_Work required_: For the listing below, give the count of lines containing "title", and no other text.

^^^^^^^^

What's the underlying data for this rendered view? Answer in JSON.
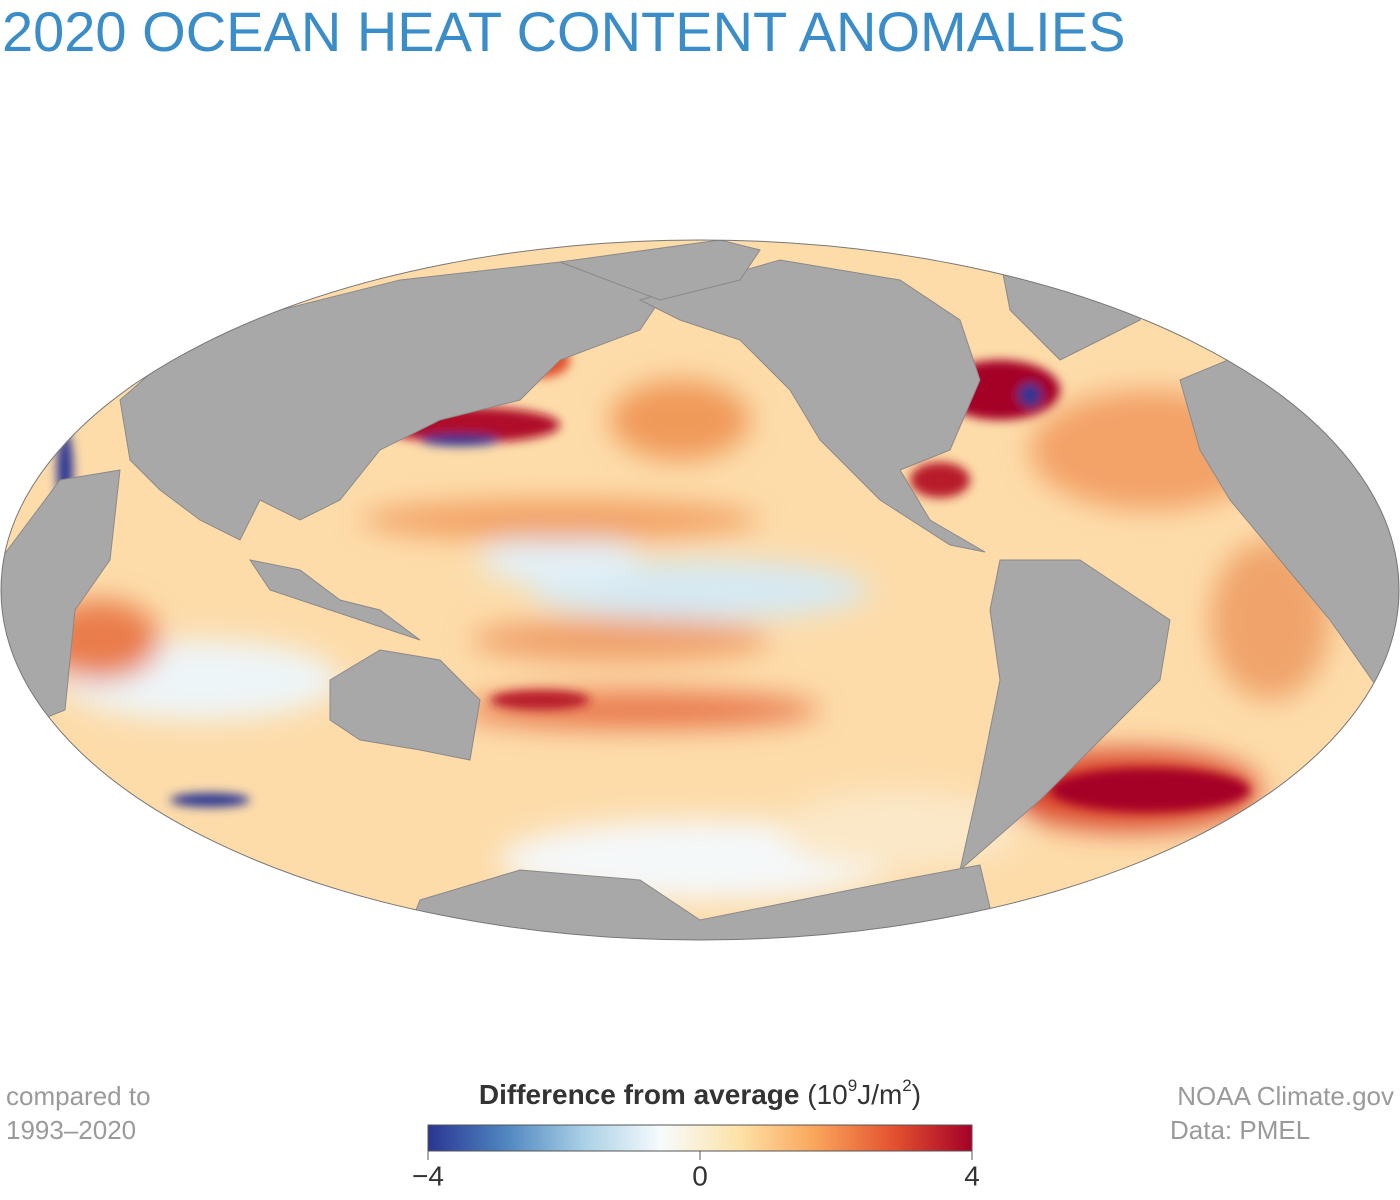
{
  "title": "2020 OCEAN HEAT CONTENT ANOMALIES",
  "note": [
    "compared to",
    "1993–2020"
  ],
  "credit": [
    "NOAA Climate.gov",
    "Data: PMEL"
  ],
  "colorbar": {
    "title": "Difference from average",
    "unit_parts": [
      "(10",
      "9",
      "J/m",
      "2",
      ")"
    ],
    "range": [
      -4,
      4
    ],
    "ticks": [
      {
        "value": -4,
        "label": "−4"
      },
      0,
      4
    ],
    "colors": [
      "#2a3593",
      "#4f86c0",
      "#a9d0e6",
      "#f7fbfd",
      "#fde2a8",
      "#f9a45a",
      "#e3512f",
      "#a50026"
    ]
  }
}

^^^^^^^^

_Written response_: 2